▶ _Exercise goal_
Please quote the material exactly, every line of it.

▶ _Excerpted data_

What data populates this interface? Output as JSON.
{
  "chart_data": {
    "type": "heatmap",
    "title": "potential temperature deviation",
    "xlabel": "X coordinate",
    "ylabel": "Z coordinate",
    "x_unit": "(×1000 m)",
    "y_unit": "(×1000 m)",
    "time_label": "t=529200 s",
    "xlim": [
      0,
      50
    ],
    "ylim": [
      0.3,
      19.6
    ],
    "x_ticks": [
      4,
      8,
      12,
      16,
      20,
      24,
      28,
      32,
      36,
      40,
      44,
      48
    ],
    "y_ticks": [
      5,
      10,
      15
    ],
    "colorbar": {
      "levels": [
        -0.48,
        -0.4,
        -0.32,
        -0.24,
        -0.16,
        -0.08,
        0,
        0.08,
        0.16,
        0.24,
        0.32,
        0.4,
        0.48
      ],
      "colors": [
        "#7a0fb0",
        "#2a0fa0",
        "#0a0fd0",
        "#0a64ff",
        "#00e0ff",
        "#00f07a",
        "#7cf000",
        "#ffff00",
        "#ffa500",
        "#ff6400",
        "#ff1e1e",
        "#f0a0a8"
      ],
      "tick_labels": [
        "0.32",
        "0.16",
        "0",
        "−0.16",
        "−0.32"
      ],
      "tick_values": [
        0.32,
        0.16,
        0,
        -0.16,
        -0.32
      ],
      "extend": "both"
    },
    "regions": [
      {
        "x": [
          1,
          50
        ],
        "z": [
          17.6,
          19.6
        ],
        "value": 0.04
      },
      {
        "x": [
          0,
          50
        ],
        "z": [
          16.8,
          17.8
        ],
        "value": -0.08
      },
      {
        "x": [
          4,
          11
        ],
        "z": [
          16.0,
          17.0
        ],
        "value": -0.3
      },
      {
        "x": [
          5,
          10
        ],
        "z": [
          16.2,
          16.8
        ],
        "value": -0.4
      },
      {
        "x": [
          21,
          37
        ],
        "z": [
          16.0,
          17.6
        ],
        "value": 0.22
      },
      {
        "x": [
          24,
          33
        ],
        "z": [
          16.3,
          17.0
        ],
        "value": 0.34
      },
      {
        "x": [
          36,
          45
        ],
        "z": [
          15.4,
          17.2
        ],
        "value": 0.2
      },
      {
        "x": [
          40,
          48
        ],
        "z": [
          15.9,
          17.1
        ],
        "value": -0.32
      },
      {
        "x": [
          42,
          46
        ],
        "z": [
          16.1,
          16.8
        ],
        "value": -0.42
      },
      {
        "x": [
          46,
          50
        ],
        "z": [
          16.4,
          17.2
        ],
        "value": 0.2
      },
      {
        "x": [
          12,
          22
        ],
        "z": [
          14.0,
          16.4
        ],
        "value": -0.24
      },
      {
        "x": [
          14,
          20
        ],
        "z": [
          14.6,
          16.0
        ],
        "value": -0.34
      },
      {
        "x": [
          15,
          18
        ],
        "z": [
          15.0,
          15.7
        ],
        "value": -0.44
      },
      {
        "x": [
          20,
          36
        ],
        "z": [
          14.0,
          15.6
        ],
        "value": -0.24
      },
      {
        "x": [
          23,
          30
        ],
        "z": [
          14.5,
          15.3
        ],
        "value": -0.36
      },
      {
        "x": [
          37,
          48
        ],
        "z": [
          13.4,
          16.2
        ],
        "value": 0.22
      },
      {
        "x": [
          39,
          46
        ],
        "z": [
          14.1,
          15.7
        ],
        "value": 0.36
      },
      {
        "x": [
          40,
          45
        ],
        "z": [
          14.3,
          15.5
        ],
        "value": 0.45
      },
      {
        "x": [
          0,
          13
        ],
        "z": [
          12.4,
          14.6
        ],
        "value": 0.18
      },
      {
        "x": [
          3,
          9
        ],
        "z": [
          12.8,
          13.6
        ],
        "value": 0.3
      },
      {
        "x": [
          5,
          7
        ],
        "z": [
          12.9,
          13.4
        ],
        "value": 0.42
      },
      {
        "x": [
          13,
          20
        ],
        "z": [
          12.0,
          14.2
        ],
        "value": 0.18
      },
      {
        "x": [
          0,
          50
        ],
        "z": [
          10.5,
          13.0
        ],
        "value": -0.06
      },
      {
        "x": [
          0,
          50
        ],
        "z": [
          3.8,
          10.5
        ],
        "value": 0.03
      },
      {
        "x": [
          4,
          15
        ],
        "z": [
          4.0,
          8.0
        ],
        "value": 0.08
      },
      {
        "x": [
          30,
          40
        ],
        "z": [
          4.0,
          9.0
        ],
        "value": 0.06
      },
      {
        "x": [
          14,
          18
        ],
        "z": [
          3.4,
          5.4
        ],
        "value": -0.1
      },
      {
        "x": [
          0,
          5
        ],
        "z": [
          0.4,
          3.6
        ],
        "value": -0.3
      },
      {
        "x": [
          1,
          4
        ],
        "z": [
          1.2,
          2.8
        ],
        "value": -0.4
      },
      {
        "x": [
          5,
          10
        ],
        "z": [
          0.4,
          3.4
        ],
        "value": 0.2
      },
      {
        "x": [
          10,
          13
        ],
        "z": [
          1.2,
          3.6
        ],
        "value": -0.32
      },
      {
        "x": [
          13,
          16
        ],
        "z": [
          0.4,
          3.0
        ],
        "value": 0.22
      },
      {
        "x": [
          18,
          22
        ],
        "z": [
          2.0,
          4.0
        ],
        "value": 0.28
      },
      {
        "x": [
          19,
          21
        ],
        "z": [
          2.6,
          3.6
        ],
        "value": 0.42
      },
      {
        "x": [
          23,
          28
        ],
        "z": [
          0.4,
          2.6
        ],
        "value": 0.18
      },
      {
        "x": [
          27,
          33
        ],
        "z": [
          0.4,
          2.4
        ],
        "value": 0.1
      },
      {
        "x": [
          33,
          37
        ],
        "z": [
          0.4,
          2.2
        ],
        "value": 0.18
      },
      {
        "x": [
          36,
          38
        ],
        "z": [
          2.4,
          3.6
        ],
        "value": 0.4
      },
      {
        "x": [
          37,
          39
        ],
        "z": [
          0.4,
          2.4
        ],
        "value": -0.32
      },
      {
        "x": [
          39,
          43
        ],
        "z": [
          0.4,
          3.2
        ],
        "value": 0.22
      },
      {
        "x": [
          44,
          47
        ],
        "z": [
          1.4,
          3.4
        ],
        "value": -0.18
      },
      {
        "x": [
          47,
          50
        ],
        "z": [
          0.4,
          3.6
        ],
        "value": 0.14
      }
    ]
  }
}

▶ _Output of the task_
What data populates this interface? Output as JSON.
{
  "chart_data": {
    "type": "heatmap",
    "title": "potential temperature deviation",
    "xlabel": "X coordinate",
    "ylabel": "Z coordinate",
    "x_unit": "(×1000 m)",
    "y_unit": "(×1000 m)",
    "time_label": "t=529200 s",
    "xlim": [
      0,
      50
    ],
    "ylim": [
      0.3,
      19.6
    ],
    "x_ticks": [
      4,
      8,
      12,
      16,
      20,
      24,
      28,
      32,
      36,
      40,
      44,
      48
    ],
    "y_ticks": [
      5,
      10,
      15
    ],
    "colorbar": {
      "levels": [
        -0.48,
        -0.4,
        -0.32,
        -0.24,
        -0.16,
        -0.08,
        0,
        0.08,
        0.16,
        0.24,
        0.32,
        0.4,
        0.48
      ],
      "colors": [
        "#7a0fb0",
        "#2a0fa0",
        "#0a0fd0",
        "#0a64ff",
        "#00e0ff",
        "#00f07a",
        "#7cf000",
        "#ffff00",
        "#ffa500",
        "#ff6400",
        "#ff1e1e",
        "#f0a0a8"
      ],
      "tick_labels": [
        "0.32",
        "0.16",
        "0",
        "−0.16",
        "−0.32"
      ],
      "tick_values": [
        0.32,
        0.16,
        0,
        -0.16,
        -0.32
      ],
      "extend": "both"
    },
    "regions": [
      {
        "x": [
          1,
          50
        ],
        "z": [
          17.6,
          19.6
        ],
        "value": 0.04
      },
      {
        "x": [
          0,
          50
        ],
        "z": [
          16.8,
          17.8
        ],
        "value": -0.08
      },
      {
        "x": [
          4,
          11
        ],
        "z": [
          16.0,
          17.0
        ],
        "value": -0.3
      },
      {
        "x": [
          5,
          10
        ],
        "z": [
          16.2,
          16.8
        ],
        "value": -0.4
      },
      {
        "x": [
          21,
          37
        ],
        "z": [
          16.0,
          17.6
        ],
        "value": 0.22
      },
      {
        "x": [
          24,
          33
        ],
        "z": [
          16.3,
          17.0
        ],
        "value": 0.34
      },
      {
        "x": [
          36,
          45
        ],
        "z": [
          15.4,
          17.2
        ],
        "value": 0.2
      },
      {
        "x": [
          40,
          48
        ],
        "z": [
          15.9,
          17.1
        ],
        "value": -0.32
      },
      {
        "x": [
          42,
          46
        ],
        "z": [
          16.1,
          16.8
        ],
        "value": -0.42
      },
      {
        "x": [
          46,
          50
        ],
        "z": [
          16.4,
          17.2
        ],
        "value": 0.2
      },
      {
        "x": [
          12,
          22
        ],
        "z": [
          14.0,
          16.4
        ],
        "value": -0.24
      },
      {
        "x": [
          14,
          20
        ],
        "z": [
          14.6,
          16.0
        ],
        "value": -0.34
      },
      {
        "x": [
          15,
          18
        ],
        "z": [
          15.0,
          15.7
        ],
        "value": -0.44
      },
      {
        "x": [
          20,
          36
        ],
        "z": [
          14.0,
          15.6
        ],
        "value": -0.24
      },
      {
        "x": [
          23,
          30
        ],
        "z": [
          14.5,
          15.3
        ],
        "value": -0.36
      },
      {
        "x": [
          37,
          48
        ],
        "z": [
          13.4,
          16.2
        ],
        "value": 0.22
      },
      {
        "x": [
          39,
          46
        ],
        "z": [
          14.1,
          15.7
        ],
        "value": 0.36
      },
      {
        "x": [
          40,
          45
        ],
        "z": [
          14.3,
          15.5
        ],
        "value": 0.45
      },
      {
        "x": [
          0,
          13
        ],
        "z": [
          12.4,
          14.6
        ],
        "value": 0.18
      },
      {
        "x": [
          3,
          9
        ],
        "z": [
          12.8,
          13.6
        ],
        "value": 0.3
      },
      {
        "x": [
          5,
          7
        ],
        "z": [
          12.9,
          13.4
        ],
        "value": 0.42
      },
      {
        "x": [
          13,
          20
        ],
        "z": [
          12.0,
          14.2
        ],
        "value": 0.18
      },
      {
        "x": [
          0,
          50
        ],
        "z": [
          10.5,
          13.0
        ],
        "value": -0.06
      },
      {
        "x": [
          0,
          50
        ],
        "z": [
          3.8,
          10.5
        ],
        "value": 0.03
      },
      {
        "x": [
          4,
          15
        ],
        "z": [
          4.0,
          8.0
        ],
        "value": 0.08
      },
      {
        "x": [
          30,
          40
        ],
        "z": [
          4.0,
          9.0
        ],
        "value": 0.06
      },
      {
        "x": [
          14,
          18
        ],
        "z": [
          3.4,
          5.4
        ],
        "value": -0.1
      },
      {
        "x": [
          0,
          5
        ],
        "z": [
          0.4,
          3.6
        ],
        "value": -0.3
      },
      {
        "x": [
          1,
          4
        ],
        "z": [
          1.2,
          2.8
        ],
        "value": -0.4
      },
      {
        "x": [
          5,
          10
        ],
        "z": [
          0.4,
          3.4
        ],
        "value": 0.2
      },
      {
        "x": [
          10,
          13
        ],
        "z": [
          1.2,
          3.6
        ],
        "value": -0.32
      },
      {
        "x": [
          13,
          16
        ],
        "z": [
          0.4,
          3.0
        ],
        "value": 0.22
      },
      {
        "x": [
          18,
          22
        ],
        "z": [
          2.0,
          4.0
        ],
        "value": 0.28
      },
      {
        "x": [
          19,
          21
        ],
        "z": [
          2.6,
          3.6
        ],
        "value": 0.42
      },
      {
        "x": [
          23,
          28
        ],
        "z": [
          0.4,
          2.6
        ],
        "value": 0.18
      },
      {
        "x": [
          27,
          33
        ],
        "z": [
          0.4,
          2.4
        ],
        "value": 0.1
      },
      {
        "x": [
          33,
          37
        ],
        "z": [
          0.4,
          2.2
        ],
        "value": 0.18
      },
      {
        "x": [
          36,
          38
        ],
        "z": [
          2.4,
          3.6
        ],
        "value": 0.4
      },
      {
        "x": [
          37,
          39
        ],
        "z": [
          0.4,
          2.4
        ],
        "value": -0.32
      },
      {
        "x": [
          39,
          43
        ],
        "z": [
          0.4,
          3.2
        ],
        "value": 0.22
      },
      {
        "x": [
          44,
          47
        ],
        "z": [
          1.4,
          3.4
        ],
        "value": -0.18
      },
      {
        "x": [
          47,
          50
        ],
        "z": [
          0.4,
          3.6
        ],
        "value": 0.14
      }
    ]
  }
}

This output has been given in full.